> Task prompt
Which lines hold the word "barricade"? Copy each one.

— START Listed entries —

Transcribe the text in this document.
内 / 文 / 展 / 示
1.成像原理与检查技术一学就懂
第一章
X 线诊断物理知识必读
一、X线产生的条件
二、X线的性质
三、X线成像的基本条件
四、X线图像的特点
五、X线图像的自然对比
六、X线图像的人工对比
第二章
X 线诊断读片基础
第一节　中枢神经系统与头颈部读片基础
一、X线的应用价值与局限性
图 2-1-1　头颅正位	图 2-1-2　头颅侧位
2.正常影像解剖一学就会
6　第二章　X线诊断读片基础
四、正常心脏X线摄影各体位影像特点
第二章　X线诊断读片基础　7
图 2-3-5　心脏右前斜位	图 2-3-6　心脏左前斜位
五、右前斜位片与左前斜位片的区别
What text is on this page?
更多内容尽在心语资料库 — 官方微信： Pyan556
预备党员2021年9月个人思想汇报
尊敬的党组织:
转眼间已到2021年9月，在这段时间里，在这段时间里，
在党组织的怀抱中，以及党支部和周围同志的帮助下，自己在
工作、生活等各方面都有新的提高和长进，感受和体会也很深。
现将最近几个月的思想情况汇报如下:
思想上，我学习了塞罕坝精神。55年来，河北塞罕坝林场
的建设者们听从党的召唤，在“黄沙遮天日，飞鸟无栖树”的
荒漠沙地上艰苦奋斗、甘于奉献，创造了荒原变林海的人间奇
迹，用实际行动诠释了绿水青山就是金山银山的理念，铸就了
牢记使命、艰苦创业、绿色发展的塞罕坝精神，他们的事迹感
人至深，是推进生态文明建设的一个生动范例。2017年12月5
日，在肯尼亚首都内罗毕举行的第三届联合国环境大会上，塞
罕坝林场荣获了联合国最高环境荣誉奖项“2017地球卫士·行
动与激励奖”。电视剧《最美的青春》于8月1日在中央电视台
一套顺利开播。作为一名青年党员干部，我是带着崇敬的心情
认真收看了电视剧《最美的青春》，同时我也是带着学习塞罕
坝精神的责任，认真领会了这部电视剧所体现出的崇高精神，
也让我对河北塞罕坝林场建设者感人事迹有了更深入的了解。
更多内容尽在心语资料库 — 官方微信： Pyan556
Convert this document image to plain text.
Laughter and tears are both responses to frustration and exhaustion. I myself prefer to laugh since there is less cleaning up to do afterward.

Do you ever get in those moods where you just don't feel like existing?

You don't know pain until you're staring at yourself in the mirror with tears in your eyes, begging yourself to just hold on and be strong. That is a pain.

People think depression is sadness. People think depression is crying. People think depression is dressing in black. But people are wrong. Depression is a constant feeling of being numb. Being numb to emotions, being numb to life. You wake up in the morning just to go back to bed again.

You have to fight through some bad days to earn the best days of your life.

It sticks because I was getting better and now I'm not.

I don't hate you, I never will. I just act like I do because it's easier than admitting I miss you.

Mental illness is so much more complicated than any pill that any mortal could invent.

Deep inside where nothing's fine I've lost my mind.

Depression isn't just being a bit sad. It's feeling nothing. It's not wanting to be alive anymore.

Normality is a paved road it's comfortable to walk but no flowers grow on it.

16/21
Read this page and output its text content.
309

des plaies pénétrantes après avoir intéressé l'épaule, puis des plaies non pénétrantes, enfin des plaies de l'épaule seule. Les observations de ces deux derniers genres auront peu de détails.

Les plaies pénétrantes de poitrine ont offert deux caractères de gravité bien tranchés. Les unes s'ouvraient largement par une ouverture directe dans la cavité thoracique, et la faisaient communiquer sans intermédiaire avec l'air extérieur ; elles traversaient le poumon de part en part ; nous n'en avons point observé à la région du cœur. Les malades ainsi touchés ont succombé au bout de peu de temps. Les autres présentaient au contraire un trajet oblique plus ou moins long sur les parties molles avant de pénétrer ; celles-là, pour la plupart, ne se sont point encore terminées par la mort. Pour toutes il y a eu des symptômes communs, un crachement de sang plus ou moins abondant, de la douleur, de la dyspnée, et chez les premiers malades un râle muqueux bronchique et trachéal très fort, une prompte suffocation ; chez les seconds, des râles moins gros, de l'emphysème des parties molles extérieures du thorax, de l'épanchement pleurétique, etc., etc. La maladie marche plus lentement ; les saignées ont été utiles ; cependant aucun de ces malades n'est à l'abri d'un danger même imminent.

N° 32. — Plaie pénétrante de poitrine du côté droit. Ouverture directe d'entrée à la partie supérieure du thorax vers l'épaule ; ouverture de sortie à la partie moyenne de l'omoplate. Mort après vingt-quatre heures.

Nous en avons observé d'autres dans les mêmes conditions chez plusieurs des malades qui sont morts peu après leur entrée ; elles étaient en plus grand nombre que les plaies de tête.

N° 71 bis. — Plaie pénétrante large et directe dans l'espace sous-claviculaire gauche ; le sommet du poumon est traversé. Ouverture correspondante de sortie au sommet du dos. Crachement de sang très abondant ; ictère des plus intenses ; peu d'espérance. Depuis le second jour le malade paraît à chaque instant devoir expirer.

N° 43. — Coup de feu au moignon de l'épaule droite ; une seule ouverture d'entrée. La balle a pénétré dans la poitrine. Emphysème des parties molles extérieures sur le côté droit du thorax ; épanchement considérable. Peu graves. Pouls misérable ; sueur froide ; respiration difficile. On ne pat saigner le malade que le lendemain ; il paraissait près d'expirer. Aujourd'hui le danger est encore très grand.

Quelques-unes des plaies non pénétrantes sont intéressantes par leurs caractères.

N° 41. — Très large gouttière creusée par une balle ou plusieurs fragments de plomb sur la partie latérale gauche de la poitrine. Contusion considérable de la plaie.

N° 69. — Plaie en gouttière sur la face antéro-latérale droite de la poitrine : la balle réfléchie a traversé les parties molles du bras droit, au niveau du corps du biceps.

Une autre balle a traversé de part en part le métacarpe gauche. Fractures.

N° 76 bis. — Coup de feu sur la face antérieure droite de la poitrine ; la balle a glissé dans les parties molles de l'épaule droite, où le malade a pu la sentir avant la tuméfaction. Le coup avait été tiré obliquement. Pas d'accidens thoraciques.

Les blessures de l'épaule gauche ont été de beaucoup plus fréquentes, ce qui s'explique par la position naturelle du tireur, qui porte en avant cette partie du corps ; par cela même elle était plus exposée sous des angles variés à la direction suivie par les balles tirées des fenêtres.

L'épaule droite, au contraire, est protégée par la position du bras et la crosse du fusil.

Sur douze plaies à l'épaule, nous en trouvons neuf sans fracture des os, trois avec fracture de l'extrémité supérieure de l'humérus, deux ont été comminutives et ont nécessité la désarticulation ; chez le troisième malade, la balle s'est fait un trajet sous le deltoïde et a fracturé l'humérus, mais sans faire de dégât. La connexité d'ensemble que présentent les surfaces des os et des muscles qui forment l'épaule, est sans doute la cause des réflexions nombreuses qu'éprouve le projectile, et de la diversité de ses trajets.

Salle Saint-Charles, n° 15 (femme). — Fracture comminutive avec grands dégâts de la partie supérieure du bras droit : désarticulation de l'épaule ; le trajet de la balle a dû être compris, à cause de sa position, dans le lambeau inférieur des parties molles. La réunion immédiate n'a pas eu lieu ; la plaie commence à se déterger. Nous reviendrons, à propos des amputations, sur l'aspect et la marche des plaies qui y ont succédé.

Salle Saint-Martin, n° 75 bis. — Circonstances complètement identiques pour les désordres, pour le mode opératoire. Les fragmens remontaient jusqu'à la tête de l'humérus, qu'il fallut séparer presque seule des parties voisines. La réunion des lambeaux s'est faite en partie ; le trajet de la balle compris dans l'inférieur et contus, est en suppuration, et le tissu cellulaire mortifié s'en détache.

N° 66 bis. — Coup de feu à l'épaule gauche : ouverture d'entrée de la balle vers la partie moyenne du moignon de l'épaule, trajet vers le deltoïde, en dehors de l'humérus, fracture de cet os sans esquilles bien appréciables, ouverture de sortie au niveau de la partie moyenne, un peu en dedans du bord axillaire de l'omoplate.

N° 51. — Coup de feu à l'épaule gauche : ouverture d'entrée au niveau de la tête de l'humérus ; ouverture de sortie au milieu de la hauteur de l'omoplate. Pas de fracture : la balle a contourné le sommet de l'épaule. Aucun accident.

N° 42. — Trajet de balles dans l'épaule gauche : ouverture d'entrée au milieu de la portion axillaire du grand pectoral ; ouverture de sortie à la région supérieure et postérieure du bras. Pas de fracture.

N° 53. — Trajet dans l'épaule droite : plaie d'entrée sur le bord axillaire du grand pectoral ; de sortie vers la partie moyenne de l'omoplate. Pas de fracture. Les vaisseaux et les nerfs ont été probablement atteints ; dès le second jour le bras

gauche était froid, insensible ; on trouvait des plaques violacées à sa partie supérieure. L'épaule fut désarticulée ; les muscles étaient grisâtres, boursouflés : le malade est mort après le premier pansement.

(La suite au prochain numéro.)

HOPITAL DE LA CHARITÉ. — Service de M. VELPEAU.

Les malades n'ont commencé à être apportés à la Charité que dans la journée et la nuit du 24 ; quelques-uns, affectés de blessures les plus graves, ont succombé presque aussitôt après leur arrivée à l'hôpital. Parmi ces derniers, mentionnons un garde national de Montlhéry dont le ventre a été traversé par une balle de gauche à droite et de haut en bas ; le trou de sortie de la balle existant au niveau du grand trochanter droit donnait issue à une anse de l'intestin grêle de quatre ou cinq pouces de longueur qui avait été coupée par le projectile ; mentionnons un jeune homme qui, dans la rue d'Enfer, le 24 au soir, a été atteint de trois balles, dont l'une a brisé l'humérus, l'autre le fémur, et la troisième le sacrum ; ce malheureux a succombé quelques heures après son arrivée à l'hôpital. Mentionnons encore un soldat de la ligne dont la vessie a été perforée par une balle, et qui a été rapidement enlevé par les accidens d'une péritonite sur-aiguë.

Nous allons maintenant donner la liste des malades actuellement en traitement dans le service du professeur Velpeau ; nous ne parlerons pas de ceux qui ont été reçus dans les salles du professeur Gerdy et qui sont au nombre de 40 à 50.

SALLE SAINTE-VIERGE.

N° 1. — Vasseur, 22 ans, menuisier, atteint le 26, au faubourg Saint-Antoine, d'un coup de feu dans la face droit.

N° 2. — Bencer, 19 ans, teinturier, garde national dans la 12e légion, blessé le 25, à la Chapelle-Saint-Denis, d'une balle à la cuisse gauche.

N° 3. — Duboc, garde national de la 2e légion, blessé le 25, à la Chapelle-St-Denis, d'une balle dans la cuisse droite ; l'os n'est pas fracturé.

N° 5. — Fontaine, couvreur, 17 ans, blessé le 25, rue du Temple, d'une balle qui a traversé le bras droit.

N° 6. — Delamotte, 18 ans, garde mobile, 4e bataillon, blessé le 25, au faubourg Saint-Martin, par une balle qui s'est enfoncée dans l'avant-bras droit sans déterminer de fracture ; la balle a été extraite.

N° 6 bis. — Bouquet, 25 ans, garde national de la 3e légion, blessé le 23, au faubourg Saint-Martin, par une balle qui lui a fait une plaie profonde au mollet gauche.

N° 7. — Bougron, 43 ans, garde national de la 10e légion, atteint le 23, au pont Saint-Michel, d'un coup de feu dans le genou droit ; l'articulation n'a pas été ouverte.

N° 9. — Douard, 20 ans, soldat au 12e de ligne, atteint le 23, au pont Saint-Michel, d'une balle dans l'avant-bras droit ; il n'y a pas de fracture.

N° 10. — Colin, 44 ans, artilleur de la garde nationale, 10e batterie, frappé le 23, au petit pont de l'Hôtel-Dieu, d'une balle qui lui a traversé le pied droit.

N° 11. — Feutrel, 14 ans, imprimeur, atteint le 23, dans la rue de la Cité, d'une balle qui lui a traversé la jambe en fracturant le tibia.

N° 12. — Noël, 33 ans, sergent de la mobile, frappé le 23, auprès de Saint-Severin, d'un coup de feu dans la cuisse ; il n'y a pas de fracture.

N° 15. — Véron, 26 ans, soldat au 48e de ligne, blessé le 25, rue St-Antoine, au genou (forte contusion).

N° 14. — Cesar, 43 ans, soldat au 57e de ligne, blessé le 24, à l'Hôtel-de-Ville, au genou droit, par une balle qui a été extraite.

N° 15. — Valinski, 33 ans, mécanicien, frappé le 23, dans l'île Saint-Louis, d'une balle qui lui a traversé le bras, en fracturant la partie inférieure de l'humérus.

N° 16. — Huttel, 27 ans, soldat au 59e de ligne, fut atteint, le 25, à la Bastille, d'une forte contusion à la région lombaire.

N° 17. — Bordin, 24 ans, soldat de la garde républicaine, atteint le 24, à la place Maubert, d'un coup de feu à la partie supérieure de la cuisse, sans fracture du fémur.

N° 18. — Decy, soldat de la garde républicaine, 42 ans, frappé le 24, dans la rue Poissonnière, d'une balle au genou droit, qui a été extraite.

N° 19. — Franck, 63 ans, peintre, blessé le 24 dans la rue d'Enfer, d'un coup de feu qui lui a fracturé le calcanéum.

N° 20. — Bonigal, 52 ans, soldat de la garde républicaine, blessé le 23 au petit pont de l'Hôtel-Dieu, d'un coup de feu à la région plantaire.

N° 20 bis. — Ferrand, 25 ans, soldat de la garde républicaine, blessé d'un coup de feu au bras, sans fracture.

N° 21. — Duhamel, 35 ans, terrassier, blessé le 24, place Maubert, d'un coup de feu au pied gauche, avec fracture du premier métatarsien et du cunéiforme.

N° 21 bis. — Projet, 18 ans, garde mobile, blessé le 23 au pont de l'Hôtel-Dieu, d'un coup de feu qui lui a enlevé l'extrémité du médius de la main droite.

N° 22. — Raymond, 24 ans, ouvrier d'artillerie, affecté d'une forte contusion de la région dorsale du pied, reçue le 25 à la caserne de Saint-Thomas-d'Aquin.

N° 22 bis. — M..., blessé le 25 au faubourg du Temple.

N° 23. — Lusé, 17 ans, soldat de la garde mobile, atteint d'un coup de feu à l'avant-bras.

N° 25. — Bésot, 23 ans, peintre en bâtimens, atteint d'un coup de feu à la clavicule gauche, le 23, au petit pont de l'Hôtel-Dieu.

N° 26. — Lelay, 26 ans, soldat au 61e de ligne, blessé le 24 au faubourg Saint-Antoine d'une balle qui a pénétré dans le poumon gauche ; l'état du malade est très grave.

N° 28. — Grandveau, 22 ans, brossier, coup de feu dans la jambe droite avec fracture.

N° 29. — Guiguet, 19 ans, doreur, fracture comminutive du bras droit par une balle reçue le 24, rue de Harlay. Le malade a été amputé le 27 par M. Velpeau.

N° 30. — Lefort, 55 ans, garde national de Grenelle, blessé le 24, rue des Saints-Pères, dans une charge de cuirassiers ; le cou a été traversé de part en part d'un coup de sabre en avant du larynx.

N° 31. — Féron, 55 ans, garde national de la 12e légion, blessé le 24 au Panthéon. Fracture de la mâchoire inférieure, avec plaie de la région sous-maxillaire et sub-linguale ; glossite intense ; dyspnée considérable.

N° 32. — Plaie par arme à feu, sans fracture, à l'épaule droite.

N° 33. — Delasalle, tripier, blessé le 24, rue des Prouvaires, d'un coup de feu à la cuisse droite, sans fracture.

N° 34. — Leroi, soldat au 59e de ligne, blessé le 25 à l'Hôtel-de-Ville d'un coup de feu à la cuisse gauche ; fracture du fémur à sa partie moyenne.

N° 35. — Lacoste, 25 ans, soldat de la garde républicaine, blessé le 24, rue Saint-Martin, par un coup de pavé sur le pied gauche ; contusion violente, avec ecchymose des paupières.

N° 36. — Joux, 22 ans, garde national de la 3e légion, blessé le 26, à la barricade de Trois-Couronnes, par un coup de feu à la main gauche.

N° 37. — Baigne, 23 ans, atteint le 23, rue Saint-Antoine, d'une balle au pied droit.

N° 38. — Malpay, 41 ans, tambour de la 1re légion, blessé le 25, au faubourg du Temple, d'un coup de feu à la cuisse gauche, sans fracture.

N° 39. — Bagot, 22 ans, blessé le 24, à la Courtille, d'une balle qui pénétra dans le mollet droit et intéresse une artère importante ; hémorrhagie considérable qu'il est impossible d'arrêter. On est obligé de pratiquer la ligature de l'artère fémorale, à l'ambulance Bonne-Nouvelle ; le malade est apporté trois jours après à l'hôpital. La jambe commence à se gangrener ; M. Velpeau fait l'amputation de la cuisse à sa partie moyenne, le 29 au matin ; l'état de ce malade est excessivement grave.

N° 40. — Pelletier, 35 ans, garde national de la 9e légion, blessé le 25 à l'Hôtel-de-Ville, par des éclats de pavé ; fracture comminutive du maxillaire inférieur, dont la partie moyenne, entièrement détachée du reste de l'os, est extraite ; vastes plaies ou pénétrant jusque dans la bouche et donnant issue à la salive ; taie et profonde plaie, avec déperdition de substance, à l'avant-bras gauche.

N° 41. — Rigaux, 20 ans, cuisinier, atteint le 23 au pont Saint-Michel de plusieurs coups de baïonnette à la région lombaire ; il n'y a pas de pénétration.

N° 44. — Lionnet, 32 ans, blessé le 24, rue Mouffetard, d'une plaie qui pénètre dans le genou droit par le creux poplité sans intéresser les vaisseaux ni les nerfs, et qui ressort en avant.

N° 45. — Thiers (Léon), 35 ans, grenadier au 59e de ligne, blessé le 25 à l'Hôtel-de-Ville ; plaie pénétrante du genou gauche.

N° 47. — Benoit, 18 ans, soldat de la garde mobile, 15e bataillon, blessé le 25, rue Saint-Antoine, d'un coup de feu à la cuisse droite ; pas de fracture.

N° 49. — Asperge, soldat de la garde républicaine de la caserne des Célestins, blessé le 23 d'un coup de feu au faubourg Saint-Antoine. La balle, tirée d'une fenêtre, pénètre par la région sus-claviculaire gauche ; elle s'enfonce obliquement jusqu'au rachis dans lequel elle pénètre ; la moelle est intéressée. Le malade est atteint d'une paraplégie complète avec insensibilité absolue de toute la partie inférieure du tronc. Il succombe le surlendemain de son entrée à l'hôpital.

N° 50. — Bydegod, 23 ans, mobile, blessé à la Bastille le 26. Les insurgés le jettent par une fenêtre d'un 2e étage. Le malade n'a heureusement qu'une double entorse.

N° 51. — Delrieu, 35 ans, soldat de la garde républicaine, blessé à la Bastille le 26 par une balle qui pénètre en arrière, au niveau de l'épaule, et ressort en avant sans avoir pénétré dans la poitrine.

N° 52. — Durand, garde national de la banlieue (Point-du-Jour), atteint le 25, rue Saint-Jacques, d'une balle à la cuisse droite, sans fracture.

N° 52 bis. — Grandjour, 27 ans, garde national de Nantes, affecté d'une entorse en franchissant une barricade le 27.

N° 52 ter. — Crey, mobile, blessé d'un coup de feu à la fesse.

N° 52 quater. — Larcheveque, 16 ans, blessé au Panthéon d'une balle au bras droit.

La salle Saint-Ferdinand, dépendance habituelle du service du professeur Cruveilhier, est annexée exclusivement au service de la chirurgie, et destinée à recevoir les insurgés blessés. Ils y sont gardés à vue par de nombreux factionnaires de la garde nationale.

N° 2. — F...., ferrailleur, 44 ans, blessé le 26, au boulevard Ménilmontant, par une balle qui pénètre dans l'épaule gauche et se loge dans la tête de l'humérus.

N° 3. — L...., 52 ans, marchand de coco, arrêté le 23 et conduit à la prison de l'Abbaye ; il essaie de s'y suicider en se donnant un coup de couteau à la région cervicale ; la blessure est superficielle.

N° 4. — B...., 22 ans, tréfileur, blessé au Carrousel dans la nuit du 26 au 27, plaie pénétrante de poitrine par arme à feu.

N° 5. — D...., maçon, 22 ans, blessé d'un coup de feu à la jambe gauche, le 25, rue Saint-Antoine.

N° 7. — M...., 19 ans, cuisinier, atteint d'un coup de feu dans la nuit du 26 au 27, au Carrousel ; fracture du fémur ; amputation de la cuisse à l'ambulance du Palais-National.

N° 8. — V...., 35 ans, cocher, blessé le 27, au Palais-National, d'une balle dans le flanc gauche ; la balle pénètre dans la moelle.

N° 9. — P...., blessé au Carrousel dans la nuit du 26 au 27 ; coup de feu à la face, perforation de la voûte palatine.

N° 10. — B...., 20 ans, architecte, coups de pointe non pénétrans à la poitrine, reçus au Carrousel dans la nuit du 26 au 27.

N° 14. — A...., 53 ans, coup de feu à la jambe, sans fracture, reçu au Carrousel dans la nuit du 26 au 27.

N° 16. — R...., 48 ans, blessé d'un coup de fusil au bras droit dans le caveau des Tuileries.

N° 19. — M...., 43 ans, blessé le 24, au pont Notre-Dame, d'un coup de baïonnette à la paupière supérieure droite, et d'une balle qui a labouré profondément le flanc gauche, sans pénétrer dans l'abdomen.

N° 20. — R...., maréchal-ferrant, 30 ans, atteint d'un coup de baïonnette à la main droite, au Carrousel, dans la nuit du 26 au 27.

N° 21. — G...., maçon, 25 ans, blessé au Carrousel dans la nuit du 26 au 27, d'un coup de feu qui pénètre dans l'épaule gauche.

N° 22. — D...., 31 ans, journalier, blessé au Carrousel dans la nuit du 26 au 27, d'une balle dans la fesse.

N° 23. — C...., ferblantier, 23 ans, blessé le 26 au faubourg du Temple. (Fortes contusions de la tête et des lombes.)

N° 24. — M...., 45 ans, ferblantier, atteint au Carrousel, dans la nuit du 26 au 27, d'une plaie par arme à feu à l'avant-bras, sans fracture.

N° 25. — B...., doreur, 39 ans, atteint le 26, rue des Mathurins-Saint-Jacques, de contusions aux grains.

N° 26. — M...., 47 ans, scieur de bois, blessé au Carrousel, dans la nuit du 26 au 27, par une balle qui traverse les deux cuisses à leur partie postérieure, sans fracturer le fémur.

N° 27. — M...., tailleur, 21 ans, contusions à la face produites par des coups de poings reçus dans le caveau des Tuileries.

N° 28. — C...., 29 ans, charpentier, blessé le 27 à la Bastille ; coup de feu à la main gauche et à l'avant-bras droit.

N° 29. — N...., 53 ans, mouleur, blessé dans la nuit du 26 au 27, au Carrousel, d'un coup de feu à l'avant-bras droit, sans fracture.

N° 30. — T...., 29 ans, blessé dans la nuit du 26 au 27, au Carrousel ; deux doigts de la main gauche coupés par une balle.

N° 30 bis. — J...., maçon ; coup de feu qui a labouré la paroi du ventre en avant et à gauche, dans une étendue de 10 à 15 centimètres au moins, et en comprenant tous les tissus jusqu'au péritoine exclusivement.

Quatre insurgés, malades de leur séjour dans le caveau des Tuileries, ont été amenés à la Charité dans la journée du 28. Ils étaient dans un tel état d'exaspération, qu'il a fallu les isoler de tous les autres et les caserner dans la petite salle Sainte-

— END Listed entries —

> Solution for this exercise
N° 36. — Joux, 22 ans, garde national de la 3e légion, blessé le 26, à la barricade de Trois-Couronnes, par un coup de feu à la main gauche.
N° 52 bis. — Grandjour, 27 ans, garde national de Nantes, affecté d'une entorse en franchissant une barricade le 27.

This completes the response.